[Stored records]
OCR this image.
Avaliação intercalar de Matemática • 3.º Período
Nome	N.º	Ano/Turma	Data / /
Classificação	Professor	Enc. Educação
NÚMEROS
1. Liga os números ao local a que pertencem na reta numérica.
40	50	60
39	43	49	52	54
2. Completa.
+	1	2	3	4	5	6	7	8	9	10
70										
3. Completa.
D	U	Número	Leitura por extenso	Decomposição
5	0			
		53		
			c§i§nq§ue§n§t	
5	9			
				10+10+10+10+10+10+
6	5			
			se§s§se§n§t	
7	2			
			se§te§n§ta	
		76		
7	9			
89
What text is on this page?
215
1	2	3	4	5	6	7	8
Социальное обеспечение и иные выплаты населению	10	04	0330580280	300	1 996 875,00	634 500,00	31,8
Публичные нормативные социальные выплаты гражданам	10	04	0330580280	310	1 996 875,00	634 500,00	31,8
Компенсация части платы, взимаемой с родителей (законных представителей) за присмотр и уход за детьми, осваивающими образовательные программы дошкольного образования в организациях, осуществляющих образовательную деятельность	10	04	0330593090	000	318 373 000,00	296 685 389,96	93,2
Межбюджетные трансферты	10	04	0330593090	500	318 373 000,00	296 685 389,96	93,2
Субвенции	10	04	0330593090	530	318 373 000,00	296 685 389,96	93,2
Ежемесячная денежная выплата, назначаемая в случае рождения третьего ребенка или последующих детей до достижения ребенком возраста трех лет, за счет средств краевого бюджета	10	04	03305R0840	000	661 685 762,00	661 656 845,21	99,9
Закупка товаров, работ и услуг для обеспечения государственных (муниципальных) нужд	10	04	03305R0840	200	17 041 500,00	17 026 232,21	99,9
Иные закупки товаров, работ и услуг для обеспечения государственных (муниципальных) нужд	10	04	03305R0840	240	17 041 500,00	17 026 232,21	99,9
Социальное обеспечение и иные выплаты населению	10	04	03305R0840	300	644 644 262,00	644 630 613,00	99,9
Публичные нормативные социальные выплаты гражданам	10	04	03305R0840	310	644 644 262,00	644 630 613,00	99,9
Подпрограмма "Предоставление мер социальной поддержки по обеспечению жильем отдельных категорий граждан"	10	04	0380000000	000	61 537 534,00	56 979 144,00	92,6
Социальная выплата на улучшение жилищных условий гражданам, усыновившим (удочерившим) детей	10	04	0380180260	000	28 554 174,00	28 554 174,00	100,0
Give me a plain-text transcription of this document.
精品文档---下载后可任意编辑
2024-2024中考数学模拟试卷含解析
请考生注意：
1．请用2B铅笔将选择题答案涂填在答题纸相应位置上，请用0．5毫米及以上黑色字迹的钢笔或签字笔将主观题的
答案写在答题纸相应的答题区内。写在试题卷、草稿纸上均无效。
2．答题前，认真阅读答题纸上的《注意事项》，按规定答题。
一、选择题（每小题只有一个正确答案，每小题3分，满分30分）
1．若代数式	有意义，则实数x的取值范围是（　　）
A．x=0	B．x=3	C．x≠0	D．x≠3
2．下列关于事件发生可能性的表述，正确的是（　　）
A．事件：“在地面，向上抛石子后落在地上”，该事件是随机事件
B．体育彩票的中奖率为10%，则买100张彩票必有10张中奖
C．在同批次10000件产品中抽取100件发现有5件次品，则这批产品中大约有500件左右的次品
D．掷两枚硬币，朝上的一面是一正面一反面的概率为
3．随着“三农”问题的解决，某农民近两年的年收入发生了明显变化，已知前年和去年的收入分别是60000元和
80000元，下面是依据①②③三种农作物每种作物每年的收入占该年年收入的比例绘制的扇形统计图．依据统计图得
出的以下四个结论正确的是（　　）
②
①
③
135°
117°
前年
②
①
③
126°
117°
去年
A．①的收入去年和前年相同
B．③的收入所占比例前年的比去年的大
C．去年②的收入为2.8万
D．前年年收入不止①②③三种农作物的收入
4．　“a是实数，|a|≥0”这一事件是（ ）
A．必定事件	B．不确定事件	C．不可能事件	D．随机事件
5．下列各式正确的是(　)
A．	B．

• _Objective_: Give the listing again, word for word.

• _Response_:
OCR this image.
Avaliação intercalar de Matemática • 3.º Período
Nome	N.º	Ano/Turma	Data / /
Classificação	Professor	Enc. Educação
NÚMEROS
1. Liga os números ao local a que pertencem na reta numérica.
40	50	60
39	43	49	52	54
2. Completa.
+	1	2	3	4	5	6	7	8	9	10
70										
3. Completa.
D	U	Número	Leitura por extenso	Decomposição
5	0			
		53		
			c§i§nq§ue§n§t	
5	9			
				10+10+10+10+10+10+
6	5			
			se§s§se§n§t	
7	2			
			se§te§n§ta	
		76		
7	9			
89
What text is on this page?
215
1	2	3	4	5	6	7	8
Социальное обеспечение и иные выплаты населению	10	04	0330580280	300	1 996 875,00	634 500,00	31,8
Публичные нормативные социальные выплаты гражданам	10	04	0330580280	310	1 996 875,00	634 500,00	31,8
Компенсация части платы, взимаемой с родителей (законных представителей) за присмотр и уход за детьми, осваивающими образовательные программы дошкольного образования в организациях, осуществляющих образовательную деятельность	10	04	0330593090	000	318 373 000,00	296 685 389,96	93,2
Межбюджетные трансферты	10	04	0330593090	500	318 373 000,00	296 685 389,96	93,2
Субвенции	10	04	0330593090	530	318 373 000,00	296 685 389,96	93,2
Ежемесячная денежная выплата, назначаемая в случае рождения третьего ребенка или последующих детей до достижения ребенком возраста трех лет, за счет средств краевого бюджета	10	04	03305R0840	000	661 685 762,00	661 656 845,21	99,9
Закупка товаров, работ и услуг для обеспечения государственных (муниципальных) нужд	10	04	03305R0840	200	17 041 500,00	17 026 232,21	99,9
Иные закупки товаров, работ и услуг для обеспечения государственных (муниципальных) нужд	10	04	03305R0840	240	17 041 500,00	17 026 232,21	99,9
Социальное обеспечение и иные выплаты населению	10	04	03305R0840	300	644 644 262,00	644 630 613,00	99,9
Публичные нормативные социальные выплаты гражданам	10	04	03305R0840	310	644 644 262,00	644 630 613,00	99,9
Подпрограмма "Предоставление мер социальной поддержки по обеспечению жильем отдельных категорий граждан"	10	04	0380000000	000	61 537 534,00	56 979 144,00	92,6
Социальная выплата на улучшение жилищных условий гражданам, усыновившим (удочерившим) детей	10	04	0380180260	000	28 554 174,00	28 554 174,00	100,0
Give me a plain-text transcription of this document.
精品文档---下载后可任意编辑
2024-2024中考数学模拟试卷含解析
请考生注意：
1．请用2B铅笔将选择题答案涂填在答题纸相应位置上，请用0．5毫米及以上黑色字迹的钢笔或签字笔将主观题的
答案写在答题纸相应的答题区内。写在试题卷、草稿纸上均无效。
2．答题前，认真阅读答题纸上的《注意事项》，按规定答题。
一、选择题（每小题只有一个正确答案，每小题3分，满分30分）
1．若代数式	有意义，则实数x的取值范围是（　　）
A．x=0	B．x=3	C．x≠0	D．x≠3
2．下列关于事件发生可能性的表述，正确的是（　　）
A．事件：“在地面，向上抛石子后落在地上”，该事件是随机事件
B．体育彩票的中奖率为10%，则买100张彩票必有10张中奖
C．在同批次10000件产品中抽取100件发现有5件次品，则这批产品中大约有500件左右的次品
D．掷两枚硬币，朝上的一面是一正面一反面的概率为
3．随着“三农”问题的解决，某农民近两年的年收入发生了明显变化，已知前年和去年的收入分别是60000元和
80000元，下面是依据①②③三种农作物每种作物每年的收入占该年年收入的比例绘制的扇形统计图．依据统计图得
出的以下四个结论正确的是（　　）
②
①
③
135°
117°
前年
②
①
③
126°
117°
去年
A．①的收入去年和前年相同
B．③的收入所占比例前年的比去年的大
C．去年②的收入为2.8万
D．前年年收入不止①②③三种农作物的收入
4．　“a是实数，|a|≥0”这一事件是（ ）
A．必定事件	B．不确定事件	C．不可能事件	D．随机事件
5．下列各式正确的是(　)
A．	B．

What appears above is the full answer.